Monday, October 10, 2011

The Crystal Radio


It's hard to believe I've been posting for over a year and a half and I still haven't gotten around to talking about the case of the crystal radio, which was my personal epiphany on the road to quantum mechanics. I started toying around with the question when I was in fourth-year engineering: specifically, how much power could you absorb with a well-designed crystal radio set?

There was a time when everyone knew what a crystal radio was. There was no electricity out on the farms, and batteries were expensive. Ingenious people figured out that they could pick up radio stations with little more than an antenna, an earphone, a tuning coil and something called a "crystal".

The crystal is actually the least important part of the discussion which follows; all it does is rectify the radio-frequency power so it is audible in the earphone. From the perspective of energy flow, the power has already been absorbed before it is rectified. So we're going to ignore the crystal from here on in. The question is: given a fixed amount of power density from the distant radio transmitter, how much can you absorb with your small receiver station?

It seems obvious that the key to absorbing power lies in the design of the antenna; obviously, a bigger antenna will absorb more power than a smaller one. The problem is that the actual mechanism of power absorption by an antenna is somewhat obscure. People talk about an induced voltage, and in engineering class we did a lot of calculations on the voltage for different antenna configurations. But we never converted this into power. I knew there was something called the "radiation resistance" of an antenna, and that for maximum power transfer you wanted to match the radiation resistance to the resistance of the load (that would be the earphone); but none of this made much physical sense. How would you calculate this so-called "radiation resistance", and what was its physical meaning?

> _REQUIRED TASKS_
a) Translate this sentence from the crystal radio post into Spanish: "There was a time when everyone knew what a crystal radio was."
b) Summarize the crystal radio post in two sentences.
The data that follows comes from a separate source and is unrelated to the crystal radio post.

> _SUPPLIED INFORMATION_
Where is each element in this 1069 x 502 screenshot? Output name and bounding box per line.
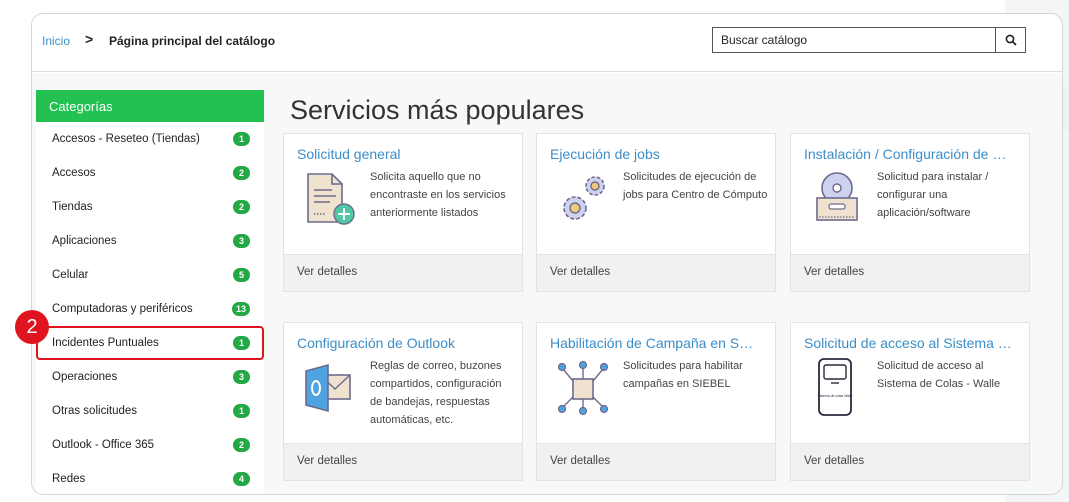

> _TASK ANSWERS_
a) Hubo un tiempo en que todo el mundo sabía lo que era una radio de galena.

b) The question posed is how much power a well-designed crystal radio set can absorb from a distant transmitter's fixed power density, with the crystal set aside because it only rectifies power that has already been absorbed. Antenna design seems to be the key, yet the actual mechanism of absorption is obscure, which leaves open how to calculate an antenna's radiation resistance and what it physically means.